> _What you will do_:
Where a line contains the string "this", copy that line.
☆ ☆ ☆
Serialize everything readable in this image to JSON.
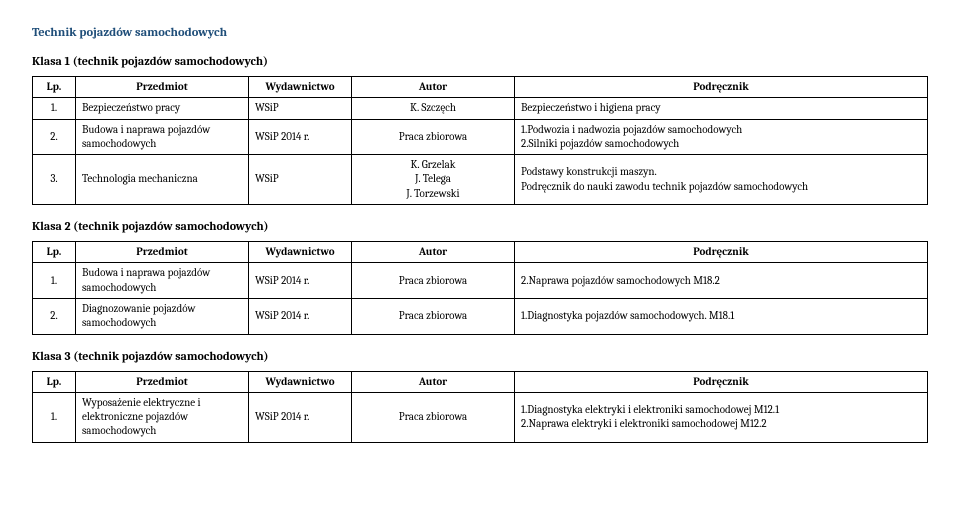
{
  "page_title": "Technik pojazdów samochodowych",
  "headers": {
    "lp": "Lp.",
    "subject": "Przedmiot",
    "publisher": "Wydawnictwo",
    "author": "Autor",
    "textbook": "Podręcznik"
  },
  "sections": [
    {
      "title": "Klasa 1 (technik pojazdów samochodowych)",
      "rows": [
        {
          "lp": "1.",
          "subject": "Bezpieczeństwo pracy",
          "publisher": "WSiP",
          "author": "K. Szczęch",
          "textbook": "Bezpieczeństwo i higiena pracy"
        },
        {
          "lp": "2.",
          "subject": "Budowa i naprawa pojazdów samochodowych",
          "publisher": "WSiP 2014 r.",
          "author": "Praca zbiorowa",
          "textbook": "1.Podwozia i nadwozia pojazdów samochodowych\n2.Silniki pojazdów samochodowych"
        },
        {
          "lp": "3.",
          "subject": "Technologia mechaniczna",
          "publisher": "WSiP",
          "author": "K. Grzelak\nJ. Telega\nJ. Torzewski",
          "textbook": "Podstawy konstrukcji maszyn.\nPodręcznik do nauki zawodu technik pojazdów samochodowych"
        }
      ]
    },
    {
      "title": "Klasa 2 (technik pojazdów samochodowych)",
      "rows": [
        {
          "lp": "1.",
          "subject": "Budowa i naprawa pojazdów samochodowych",
          "publisher": "WSiP 2014 r.",
          "author": "Praca zbiorowa",
          "textbook": "2.Naprawa pojazdów samochodowych M18.2"
        },
        {
          "lp": "2.",
          "subject": "Diagnozowanie pojazdów samochodowych",
          "publisher": "WSiP 2014 r.",
          "author": "Praca zbiorowa",
          "textbook": "1.Diagnostyka pojazdów samochodowych. M18.1"
        }
      ]
    },
    {
      "title": "Klasa 3 (technik pojazdów samochodowych)",
      "rows": [
        {
          "lp": "1.",
          "subject": "Wyposażenie elektryczne i elektroniczne pojazdów samochodowych",
          "publisher": "WSiP 2014 r.",
          "author": "Praca zbiorowa",
          "textbook": "1.Diagnostyka elektryki i elektroniki samochodowej M12.1\n2.Naprawa elektryki i elektroniki samochodowej M12.2"
        }
      ]
    }
  ]
}
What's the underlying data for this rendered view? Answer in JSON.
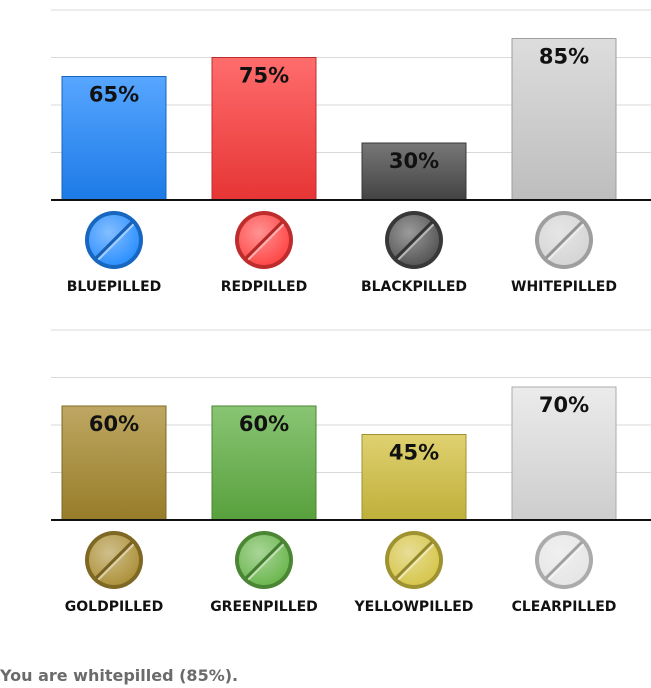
{
  "chart_data": [
    {
      "type": "bar",
      "categories": [
        "BLUEPILLED",
        "REDPILLED",
        "BLACKPILLED",
        "WHITEPILLED"
      ],
      "values": [
        65,
        75,
        30,
        85
      ],
      "labels": [
        "65%",
        "75%",
        "30%",
        "85%"
      ],
      "colors": [
        "#1f88ff",
        "#ff3b3b",
        "#4a4a4a",
        "#d2d2d2"
      ],
      "ylim": [
        0,
        100
      ],
      "grid": true,
      "legend": "none"
    },
    {
      "type": "bar",
      "categories": [
        "GOLDPILLED",
        "GREENPILLED",
        "YELLOWPILLED",
        "CLEARPILLED"
      ],
      "values": [
        60,
        60,
        45,
        70
      ],
      "labels": [
        "60%",
        "60%",
        "45%",
        "70%"
      ],
      "colors": [
        "#a88a2e",
        "#62b244",
        "#d4c240",
        "#e4e4e4"
      ],
      "ylim": [
        0,
        100
      ],
      "grid": true,
      "legend": "none"
    }
  ],
  "result": {
    "text": "You are whitepilled (85%)."
  }
}
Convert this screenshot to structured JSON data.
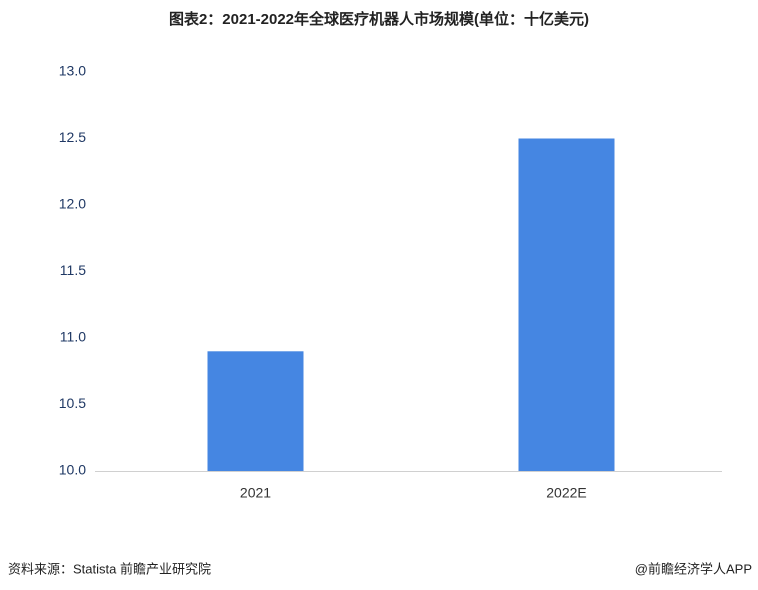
☆ ☆ ☆
> _Complete answer_:
Serialize everything readable in this image to JSON.
What's the underlying data for this rendered view? Answer in JSON.
Convert this screenshot to structured JSON data.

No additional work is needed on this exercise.